_Text_.
= = = = =
The Videoscandals were political scandals in Mexico in 2004 when videos of prominent politicians taken with hidden cameras were made public.[1] The majority of them involved politicians in corrupt dealings with former business man Carlos Ahumada, and another showed a politician spending money in Las Vegas.

Later, Carlos Ahumada, the man providing the money, stated that members of the PRI and PAN, PRD's rivals, planned the situation presented in the videos as part of a plot against Andrés Manuel López Obrador to discredit him as a possible presidential candidate.

Close collaborators of Andrés Manuel López Obrador, then Mayor of Mexico City: his finance chief Gustavo Ponce and right-hand man René Bejarano appeared in the videos.

Contents

  • The videos 1
    • Jorge Emilio González 1.1
    • Gustavo Ponce 1.2
    • René Bejarano 1.3
    • Aftermath 1.4
  • References 2
  • External links 3

The videos

Most of these videos were taped by an entrepreneur, who set up an elaborate hidden camera studio in his offices. He claims he taped the meetings to protect himself from future extortion attempts by the politicians. It was Rosario Robles (now a PRI member ) who introduced Ahumada to her fellow party members. The videos are listed in order of chronological appearance on television.

Jorge Emilio González

The first video shown on national television was of PRD videos were shown.

Gustavo Ponce

In the first video, Mexico City's finance chief, Gustavo Ponce, was filmed gambling at the Bellagio Hotel in Las Vegas, Nevada, USA. He had made 37 similar trips in the last year, his hotel bills revealing huge tips and mini-bar room charges. The video and other evidence were given in confidence to the Mexican Federal Government by the US government. It is unclear how this video was leaked to the public.

López Obrador, then Mayor of the capital, received a phone call warning him of an impending scandal, but reacted slowly and he watched Ponce's gambling on the nightly news. He then called Ponce by telephone, Ponce reassured López Obrador it was only a confusion and he would explain it to the press the following morning. López Obrador arrived the next day for his morning conference and waited for Ponce to go together to meet the press; when it was obvious Ponce had fled he signed Ponce's leave in his absence. Ponce disappeared, amid heavy criticism of the Federal District government for not placing him in custody immediately. At first López Obrador did not judge Ponce, only saying Ponce owed an explanation for his behavior.
= = = = =
_Rows_.
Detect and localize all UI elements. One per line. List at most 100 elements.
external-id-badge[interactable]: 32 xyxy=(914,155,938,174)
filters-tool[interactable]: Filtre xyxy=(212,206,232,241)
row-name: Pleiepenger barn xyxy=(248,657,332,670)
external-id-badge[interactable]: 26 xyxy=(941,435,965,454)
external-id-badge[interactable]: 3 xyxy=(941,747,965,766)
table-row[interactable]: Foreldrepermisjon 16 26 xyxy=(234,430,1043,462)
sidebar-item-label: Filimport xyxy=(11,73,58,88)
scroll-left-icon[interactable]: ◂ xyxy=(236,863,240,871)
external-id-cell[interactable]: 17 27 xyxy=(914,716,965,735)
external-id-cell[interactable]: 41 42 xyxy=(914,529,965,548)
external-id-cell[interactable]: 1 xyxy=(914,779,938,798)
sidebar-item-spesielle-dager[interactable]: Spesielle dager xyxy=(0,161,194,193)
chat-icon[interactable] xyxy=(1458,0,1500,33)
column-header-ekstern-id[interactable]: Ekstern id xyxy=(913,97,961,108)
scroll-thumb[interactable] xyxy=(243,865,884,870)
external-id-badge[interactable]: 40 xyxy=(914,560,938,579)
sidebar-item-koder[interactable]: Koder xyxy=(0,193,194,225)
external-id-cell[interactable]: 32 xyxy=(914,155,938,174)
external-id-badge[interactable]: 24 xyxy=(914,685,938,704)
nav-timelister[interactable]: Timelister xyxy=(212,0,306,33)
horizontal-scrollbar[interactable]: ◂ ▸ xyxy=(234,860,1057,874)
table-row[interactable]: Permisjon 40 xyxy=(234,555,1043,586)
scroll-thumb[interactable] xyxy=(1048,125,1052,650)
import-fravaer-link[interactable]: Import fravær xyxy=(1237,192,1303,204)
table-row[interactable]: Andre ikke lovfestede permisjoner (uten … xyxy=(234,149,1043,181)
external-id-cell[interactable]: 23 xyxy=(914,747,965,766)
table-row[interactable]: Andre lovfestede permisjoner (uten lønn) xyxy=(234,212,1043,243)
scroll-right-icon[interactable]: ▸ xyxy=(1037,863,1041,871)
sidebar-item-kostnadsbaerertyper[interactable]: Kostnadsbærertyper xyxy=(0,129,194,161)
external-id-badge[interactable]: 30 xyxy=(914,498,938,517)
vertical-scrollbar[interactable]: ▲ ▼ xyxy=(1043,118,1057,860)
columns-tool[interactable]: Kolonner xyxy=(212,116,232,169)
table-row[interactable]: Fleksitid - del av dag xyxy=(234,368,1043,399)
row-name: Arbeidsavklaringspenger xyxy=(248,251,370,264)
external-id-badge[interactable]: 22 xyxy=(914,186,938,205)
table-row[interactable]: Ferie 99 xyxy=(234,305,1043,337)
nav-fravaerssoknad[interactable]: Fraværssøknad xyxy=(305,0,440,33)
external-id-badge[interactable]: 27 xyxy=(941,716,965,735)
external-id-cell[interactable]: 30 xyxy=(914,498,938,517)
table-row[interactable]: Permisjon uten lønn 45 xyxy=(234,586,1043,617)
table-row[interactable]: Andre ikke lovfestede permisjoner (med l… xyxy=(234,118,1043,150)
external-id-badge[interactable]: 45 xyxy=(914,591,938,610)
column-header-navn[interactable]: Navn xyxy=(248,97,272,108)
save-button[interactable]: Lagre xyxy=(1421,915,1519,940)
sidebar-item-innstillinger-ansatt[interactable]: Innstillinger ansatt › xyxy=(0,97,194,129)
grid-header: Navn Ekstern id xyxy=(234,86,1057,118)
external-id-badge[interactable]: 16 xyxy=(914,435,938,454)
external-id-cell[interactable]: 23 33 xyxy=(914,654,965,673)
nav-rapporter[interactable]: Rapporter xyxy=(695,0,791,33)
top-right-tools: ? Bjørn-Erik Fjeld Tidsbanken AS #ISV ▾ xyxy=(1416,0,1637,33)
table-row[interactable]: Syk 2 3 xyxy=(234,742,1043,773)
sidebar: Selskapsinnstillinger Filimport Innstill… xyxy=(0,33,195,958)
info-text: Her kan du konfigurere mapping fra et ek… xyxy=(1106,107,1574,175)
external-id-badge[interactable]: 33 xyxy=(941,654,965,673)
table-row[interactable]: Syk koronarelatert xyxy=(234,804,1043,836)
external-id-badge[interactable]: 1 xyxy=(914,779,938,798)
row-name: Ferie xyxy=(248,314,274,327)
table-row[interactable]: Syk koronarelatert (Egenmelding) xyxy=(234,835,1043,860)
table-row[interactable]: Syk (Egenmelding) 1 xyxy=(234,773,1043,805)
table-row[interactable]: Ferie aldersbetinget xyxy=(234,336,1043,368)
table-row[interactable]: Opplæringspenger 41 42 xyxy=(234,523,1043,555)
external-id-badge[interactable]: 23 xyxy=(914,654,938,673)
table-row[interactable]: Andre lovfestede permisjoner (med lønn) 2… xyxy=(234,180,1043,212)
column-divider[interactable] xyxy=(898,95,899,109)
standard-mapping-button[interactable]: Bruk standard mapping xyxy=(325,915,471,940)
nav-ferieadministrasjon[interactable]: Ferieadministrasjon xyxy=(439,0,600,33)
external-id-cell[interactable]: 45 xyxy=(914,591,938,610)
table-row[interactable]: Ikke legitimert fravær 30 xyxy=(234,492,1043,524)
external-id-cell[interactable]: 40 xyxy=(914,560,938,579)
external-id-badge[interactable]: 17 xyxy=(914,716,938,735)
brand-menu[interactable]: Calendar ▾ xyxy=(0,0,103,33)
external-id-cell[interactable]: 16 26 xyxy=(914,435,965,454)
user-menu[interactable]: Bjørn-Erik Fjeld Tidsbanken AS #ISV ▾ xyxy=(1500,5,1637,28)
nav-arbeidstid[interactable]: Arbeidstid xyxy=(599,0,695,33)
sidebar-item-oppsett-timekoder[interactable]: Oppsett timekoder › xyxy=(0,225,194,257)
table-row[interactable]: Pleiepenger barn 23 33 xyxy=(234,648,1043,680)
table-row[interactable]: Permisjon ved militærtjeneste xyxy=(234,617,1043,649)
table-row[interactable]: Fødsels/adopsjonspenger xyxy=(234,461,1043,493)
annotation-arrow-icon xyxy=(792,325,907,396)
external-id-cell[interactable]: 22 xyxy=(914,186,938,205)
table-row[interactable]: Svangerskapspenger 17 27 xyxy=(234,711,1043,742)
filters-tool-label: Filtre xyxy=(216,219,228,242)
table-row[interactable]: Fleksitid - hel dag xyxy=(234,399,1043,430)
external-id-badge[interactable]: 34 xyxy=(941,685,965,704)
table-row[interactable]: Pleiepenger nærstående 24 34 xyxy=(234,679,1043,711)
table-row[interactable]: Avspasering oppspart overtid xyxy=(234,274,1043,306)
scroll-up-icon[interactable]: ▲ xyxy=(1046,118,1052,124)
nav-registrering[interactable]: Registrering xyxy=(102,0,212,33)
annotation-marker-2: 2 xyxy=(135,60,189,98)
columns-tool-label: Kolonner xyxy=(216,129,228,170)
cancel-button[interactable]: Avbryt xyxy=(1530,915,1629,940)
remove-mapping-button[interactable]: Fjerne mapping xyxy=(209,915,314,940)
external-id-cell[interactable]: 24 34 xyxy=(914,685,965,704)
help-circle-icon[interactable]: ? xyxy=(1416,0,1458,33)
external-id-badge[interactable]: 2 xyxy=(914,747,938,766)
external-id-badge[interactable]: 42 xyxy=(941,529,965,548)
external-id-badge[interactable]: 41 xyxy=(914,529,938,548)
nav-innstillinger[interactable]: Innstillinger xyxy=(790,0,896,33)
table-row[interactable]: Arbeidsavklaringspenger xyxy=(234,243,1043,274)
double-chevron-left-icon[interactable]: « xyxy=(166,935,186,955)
= = = = =
_Problem requirements_. Reproduce the entire text about the Videoscandals, word for word.

_Worked answer_.
The Videoscandals were political scandals in Mexico in 2004 when videos of prominent politicians taken with hidden cameras were made public.[1] The majority of them involved politicians in corrupt dealings with former business man Carlos Ahumada, and another showed a politician spending money in Las Vegas.

Later, Carlos Ahumada, the man providing the money, stated that members of the PRI and PAN, PRD's rivals, planned the situation presented in the videos as part of a plot against Andrés Manuel López Obrador to discredit him as a possible presidential candidate.

Close collaborators of Andrés Manuel López Obrador, then Mayor of Mexico City: his finance chief Gustavo Ponce and right-hand man René Bejarano appeared in the videos.

Contents

  • The videos 1
    • Jorge Emilio González 1.1
    • Gustavo Ponce 1.2
    • René Bejarano 1.3
    • Aftermath 1.4
  • References 2
  • External links 3

The videos

Most of these videos were taped by an entrepreneur, who set up an elaborate hidden camera studio in his offices. He claims he taped the meetings to protect himself from future extortion attempts by the politicians. It was Rosario Robles (now a PRI member ) who introduced Ahumada to her fellow party members. The videos are listed in order of chronological appearance on television.

Jorge Emilio González

The first video shown on national television was of PRD videos were shown.

Gustavo Ponce

In the first video, Mexico City's finance chief, Gustavo Ponce, was filmed gambling at the Bellagio Hotel in Las Vegas, Nevada, USA. He had made 37 similar trips in the last year, his hotel bills revealing huge tips and mini-bar room charges. The video and other evidence were given in confidence to the Mexican Federal Government by the US government. It is unclear how this video was leaked to the public.

López Obrador, then Mayor of the capital, received a phone call warning him of an impending scandal, but reacted slowly and he watched Ponce's gambling on the nightly news. He then called Ponce by telephone, Ponce reassured López Obrador it was only a confusion and he would explain it to the press the following morning. López Obrador arrived the next day for his morning conference and waited for Ponce to go together to meet the press; when it was obvious Ponce had fled he signed Ponce's leave in his absence. Ponce disappeared, amid heavy criticism of the Federal District government for not placing him in custody immediately. At first López Obrador did not judge Ponce, only saying Ponce owed an explanation for his behavior.